Copy whichever lines contain the string "Project".
BEGIN INPUT
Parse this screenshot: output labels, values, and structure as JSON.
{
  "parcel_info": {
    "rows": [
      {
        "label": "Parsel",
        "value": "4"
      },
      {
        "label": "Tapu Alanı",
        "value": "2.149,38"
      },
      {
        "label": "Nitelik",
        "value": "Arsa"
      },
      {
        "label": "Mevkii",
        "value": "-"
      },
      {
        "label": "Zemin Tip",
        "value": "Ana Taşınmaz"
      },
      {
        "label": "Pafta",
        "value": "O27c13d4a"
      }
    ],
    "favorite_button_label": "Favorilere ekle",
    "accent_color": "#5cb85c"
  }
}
END INPUT
BEGIN INPUT
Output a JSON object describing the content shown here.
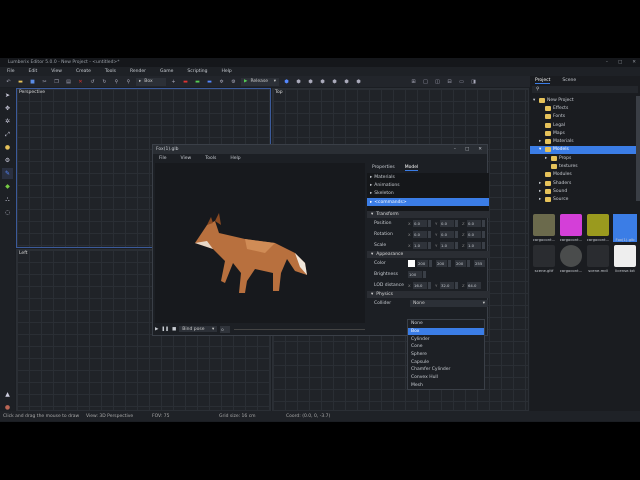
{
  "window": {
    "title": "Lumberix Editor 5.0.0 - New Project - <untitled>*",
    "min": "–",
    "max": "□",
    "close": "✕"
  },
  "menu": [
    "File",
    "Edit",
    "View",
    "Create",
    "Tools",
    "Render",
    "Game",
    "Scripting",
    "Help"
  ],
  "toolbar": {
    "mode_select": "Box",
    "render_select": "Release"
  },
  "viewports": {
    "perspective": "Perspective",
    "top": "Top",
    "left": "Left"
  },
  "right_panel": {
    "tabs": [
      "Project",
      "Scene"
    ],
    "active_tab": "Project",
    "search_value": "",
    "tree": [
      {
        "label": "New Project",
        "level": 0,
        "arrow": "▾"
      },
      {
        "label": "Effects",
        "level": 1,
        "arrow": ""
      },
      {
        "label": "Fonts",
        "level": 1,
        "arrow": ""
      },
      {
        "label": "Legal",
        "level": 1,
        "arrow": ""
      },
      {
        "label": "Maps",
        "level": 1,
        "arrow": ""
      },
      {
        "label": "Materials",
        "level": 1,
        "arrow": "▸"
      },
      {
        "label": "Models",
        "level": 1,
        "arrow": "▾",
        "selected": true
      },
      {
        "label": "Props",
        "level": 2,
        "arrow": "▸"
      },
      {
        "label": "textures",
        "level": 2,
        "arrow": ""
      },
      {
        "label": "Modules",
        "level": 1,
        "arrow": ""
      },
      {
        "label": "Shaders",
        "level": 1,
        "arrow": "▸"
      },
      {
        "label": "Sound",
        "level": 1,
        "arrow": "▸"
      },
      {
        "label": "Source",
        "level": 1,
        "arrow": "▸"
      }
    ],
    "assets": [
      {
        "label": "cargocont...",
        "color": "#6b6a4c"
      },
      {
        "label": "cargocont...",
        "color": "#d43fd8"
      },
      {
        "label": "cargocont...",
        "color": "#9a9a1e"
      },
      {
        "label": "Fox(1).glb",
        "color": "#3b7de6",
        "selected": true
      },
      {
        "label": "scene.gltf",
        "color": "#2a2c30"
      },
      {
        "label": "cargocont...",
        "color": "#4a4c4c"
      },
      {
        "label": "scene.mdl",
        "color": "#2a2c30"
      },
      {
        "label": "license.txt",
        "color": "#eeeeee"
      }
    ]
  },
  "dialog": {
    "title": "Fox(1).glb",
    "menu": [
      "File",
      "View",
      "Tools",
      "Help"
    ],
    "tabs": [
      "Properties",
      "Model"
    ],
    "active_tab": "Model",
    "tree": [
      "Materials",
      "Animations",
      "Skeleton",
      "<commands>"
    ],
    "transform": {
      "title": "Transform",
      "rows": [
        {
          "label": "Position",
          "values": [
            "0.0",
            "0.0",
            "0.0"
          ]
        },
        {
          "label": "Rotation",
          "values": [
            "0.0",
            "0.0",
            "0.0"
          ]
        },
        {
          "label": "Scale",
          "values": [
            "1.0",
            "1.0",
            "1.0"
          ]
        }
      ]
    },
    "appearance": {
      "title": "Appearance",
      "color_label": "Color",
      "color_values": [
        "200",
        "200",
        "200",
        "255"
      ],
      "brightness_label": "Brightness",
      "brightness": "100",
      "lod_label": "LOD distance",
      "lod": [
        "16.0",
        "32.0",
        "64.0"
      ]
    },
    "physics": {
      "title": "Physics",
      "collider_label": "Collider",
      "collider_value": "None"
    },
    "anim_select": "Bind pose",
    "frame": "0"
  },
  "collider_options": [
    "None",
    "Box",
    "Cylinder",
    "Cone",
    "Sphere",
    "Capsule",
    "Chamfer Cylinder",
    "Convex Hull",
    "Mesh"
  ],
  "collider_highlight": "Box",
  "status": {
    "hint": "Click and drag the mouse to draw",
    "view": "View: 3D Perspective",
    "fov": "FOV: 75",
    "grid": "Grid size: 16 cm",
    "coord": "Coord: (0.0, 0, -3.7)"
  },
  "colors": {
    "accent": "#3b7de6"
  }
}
END INPUT
--- RESULT ---
    "title": "Lumberix Editor 5.0.0 - New Project - <untitled>*",
      "Project",
    "active_tab": "Project",
        "label": "New Project",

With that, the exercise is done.